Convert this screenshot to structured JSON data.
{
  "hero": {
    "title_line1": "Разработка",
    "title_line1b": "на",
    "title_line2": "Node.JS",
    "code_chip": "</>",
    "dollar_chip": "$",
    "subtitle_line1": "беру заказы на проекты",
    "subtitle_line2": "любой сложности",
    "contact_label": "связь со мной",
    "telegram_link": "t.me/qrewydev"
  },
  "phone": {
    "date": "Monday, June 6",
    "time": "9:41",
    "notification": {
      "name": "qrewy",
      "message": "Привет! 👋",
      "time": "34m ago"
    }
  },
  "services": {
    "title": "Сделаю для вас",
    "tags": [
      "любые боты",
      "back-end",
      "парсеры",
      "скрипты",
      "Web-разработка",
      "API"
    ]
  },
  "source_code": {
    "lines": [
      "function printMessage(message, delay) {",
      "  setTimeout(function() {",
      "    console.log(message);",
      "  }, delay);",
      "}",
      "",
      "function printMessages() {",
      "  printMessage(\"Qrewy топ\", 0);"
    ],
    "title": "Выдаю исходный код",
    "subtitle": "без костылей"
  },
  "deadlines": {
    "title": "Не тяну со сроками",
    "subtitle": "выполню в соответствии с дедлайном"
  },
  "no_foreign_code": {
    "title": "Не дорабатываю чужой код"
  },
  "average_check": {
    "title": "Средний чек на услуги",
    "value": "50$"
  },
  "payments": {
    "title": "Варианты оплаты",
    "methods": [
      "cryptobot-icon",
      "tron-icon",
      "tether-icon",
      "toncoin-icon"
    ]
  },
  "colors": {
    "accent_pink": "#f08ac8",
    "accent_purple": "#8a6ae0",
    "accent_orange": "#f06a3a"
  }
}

[Written exercise] Repeat every entry exactly, please.

[Result]
Convert this screenshot to structured JSON data.
{
  "hero": {
    "title_line1": "Разработка",
    "title_line1b": "на",
    "title_line2": "Node.JS",
    "code_chip": "</>",
    "dollar_chip": "$",
    "subtitle_line1": "беру заказы на проекты",
    "subtitle_line2": "любой сложности",
    "contact_label": "связь со мной",
    "telegram_link": "t.me/qrewydev"
  },
  "phone": {
    "date": "Monday, June 6",
    "time": "9:41",
    "notification": {
      "name": "qrewy",
      "message": "Привет! 👋",
      "time": "34m ago"
    }
  },
  "services": {
    "title": "Сделаю для вас",
    "tags": [
      "любые боты",
      "back-end",
      "парсеры",
      "скрипты",
      "Web-разработка",
      "API"
    ]
  },
  "source_code": {
    "lines": [
      "function printMessage(message, delay) {",
      "  setTimeout(function() {",
      "    console.log(message);",
      "  }, delay);",
      "}",
      "",
      "function printMessages() {",
      "  printMessage(\"Qrewy топ\", 0);"
    ],
    "title": "Выдаю исходный код",
    "subtitle": "без костылей"
  },
  "deadlines": {
    "title": "Не тяну со сроками",
    "subtitle": "выполню в соответствии с дедлайном"
  },
  "no_foreign_code": {
    "title": "Не дорабатываю чужой код"
  },
  "average_check": {
    "title": "Средний чек на услуги",
    "value": "50$"
  },
  "payments": {
    "title": "Варианты оплаты",
    "methods": [
      "cryptobot-icon",
      "tron-icon",
      "tether-icon",
      "toncoin-icon"
    ]
  },
  "colors": {
    "accent_pink": "#f08ac8",
    "accent_purple": "#8a6ae0",
    "accent_orange": "#f06a3a"
  }
}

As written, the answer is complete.